Given problem: All the data below goes into the copy word for word, but the pictures don't.

#### Data to use ####

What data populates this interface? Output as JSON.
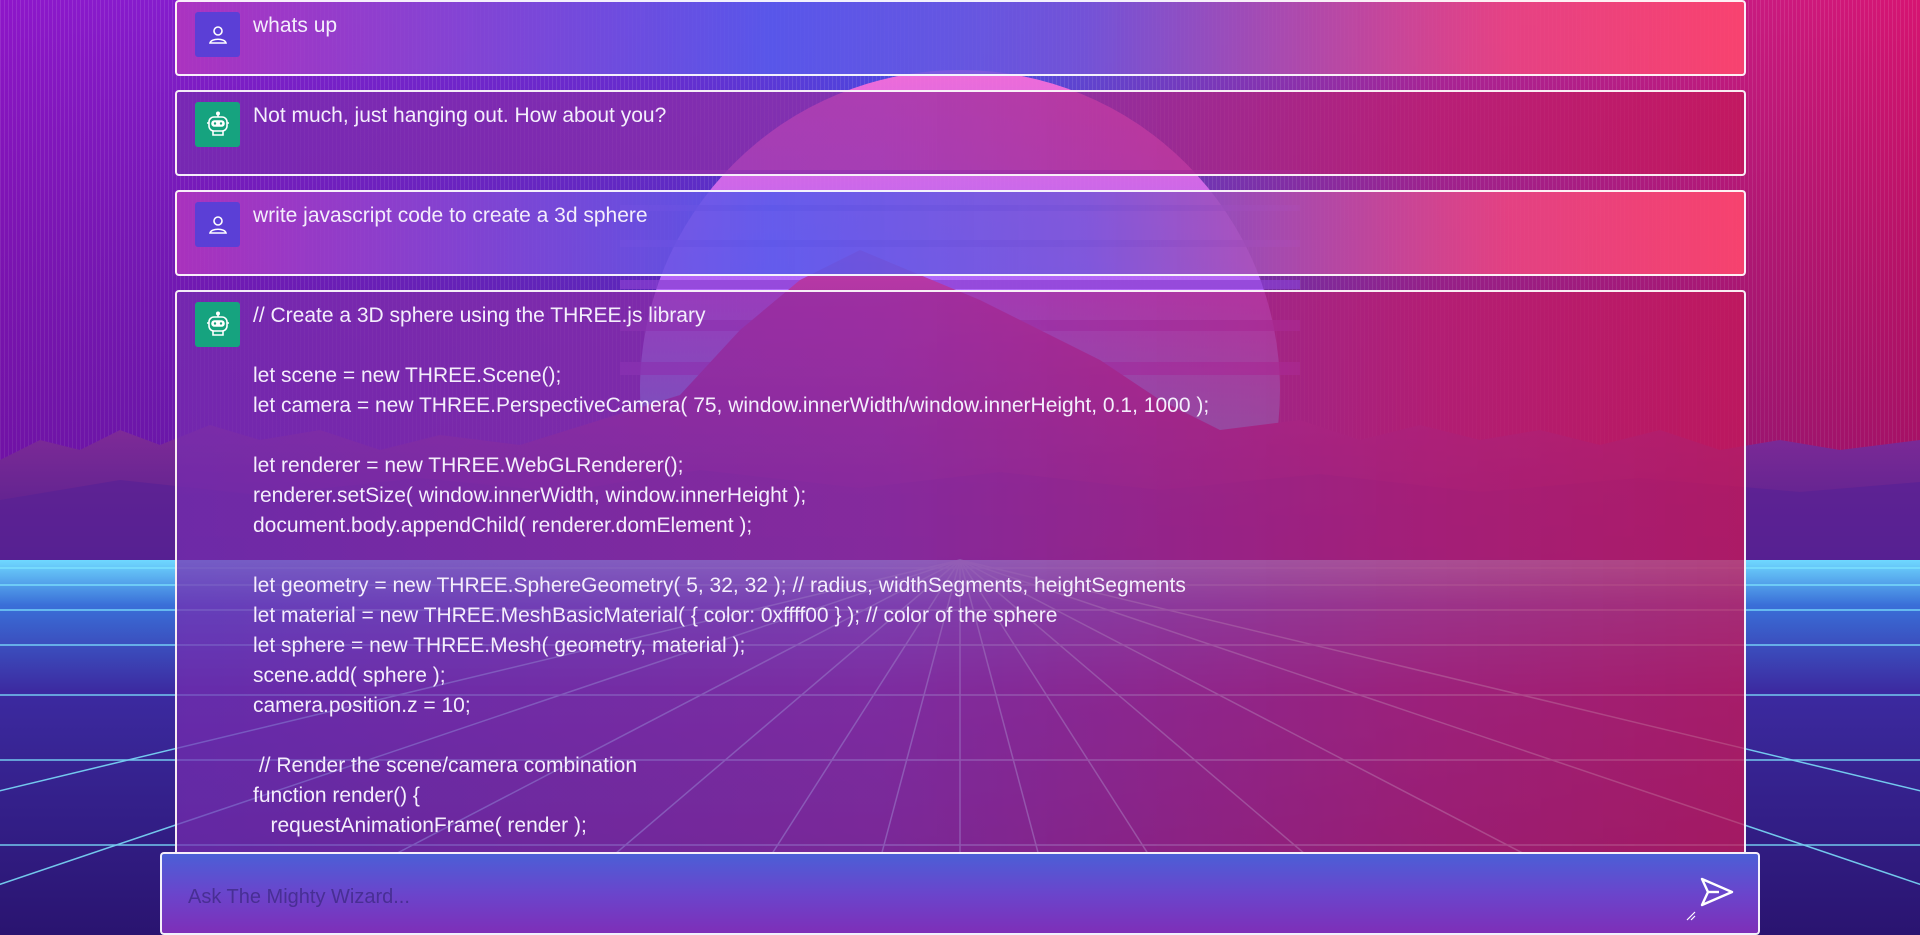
{
  "messages": [
    {
      "role": "user",
      "avatar_icon": "user-icon",
      "text": "whats up"
    },
    {
      "role": "bot",
      "avatar_icon": "robot-icon",
      "text": "Not much, just hanging out. How about you?"
    },
    {
      "role": "user",
      "avatar_icon": "user-icon",
      "text": "write javascript code to create a 3d sphere"
    },
    {
      "role": "bot",
      "avatar_icon": "robot-icon",
      "text": "// Create a 3D sphere using the THREE.js library\n\nlet scene = new THREE.Scene();\nlet camera = new THREE.PerspectiveCamera( 75, window.innerWidth/window.innerHeight, 0.1, 1000 );\n\nlet renderer = new THREE.WebGLRenderer();\nrenderer.setSize( window.innerWidth, window.innerHeight );\ndocument.body.appendChild( renderer.domElement );\n\nlet geometry = new THREE.SphereGeometry( 5, 32, 32 ); // radius, widthSegments, heightSegments\nlet material = new THREE.MeshBasicMaterial( { color: 0xffff00 } ); // color of the sphere\nlet sphere = new THREE.Mesh( geometry, material );\nscene.add( sphere );\ncamera.position.z = 10;\n\n // Render the scene/camera combination\nfunction render() {\n   requestAnimationFrame( render );"
    }
  ],
  "composer": {
    "placeholder": "Ask The Mighty Wizard...",
    "send_icon": "send-icon"
  },
  "colors": {
    "user_avatar": "#5b3fd6",
    "bot_avatar": "#16a37f",
    "sky_top": "#7b1fc9",
    "sun": "#2cc8ff",
    "grid_line": "#7fe6ff"
  }
}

####

Answer to this task:
What data populates this interface? Output as JSON.
{
  "messages": [
    {
      "role": "user",
      "avatar_icon": "user-icon",
      "text": "whats up"
    },
    {
      "role": "bot",
      "avatar_icon": "robot-icon",
      "text": "Not much, just hanging out. How about you?"
    },
    {
      "role": "user",
      "avatar_icon": "user-icon",
      "text": "write javascript code to create a 3d sphere"
    },
    {
      "role": "bot",
      "avatar_icon": "robot-icon",
      "text": "// Create a 3D sphere using the THREE.js library\n\nlet scene = new THREE.Scene();\nlet camera = new THREE.PerspectiveCamera( 75, window.innerWidth/window.innerHeight, 0.1, 1000 );\n\nlet renderer = new THREE.WebGLRenderer();\nrenderer.setSize( window.innerWidth, window.innerHeight );\ndocument.body.appendChild( renderer.domElement );\n\nlet geometry = new THREE.SphereGeometry( 5, 32, 32 ); // radius, widthSegments, heightSegments\nlet material = new THREE.MeshBasicMaterial( { color: 0xffff00 } ); // color of the sphere\nlet sphere = new THREE.Mesh( geometry, material );\nscene.add( sphere );\ncamera.position.z = 10;\n\n // Render the scene/camera combination\nfunction render() {\n   requestAnimationFrame( render );"
    }
  ],
  "composer": {
    "placeholder": "Ask The Mighty Wizard...",
    "send_icon": "send-icon"
  },
  "colors": {
    "user_avatar": "#5b3fd6",
    "bot_avatar": "#16a37f",
    "sky_top": "#7b1fc9",
    "sun": "#2cc8ff",
    "grid_line": "#7fe6ff"
  }
}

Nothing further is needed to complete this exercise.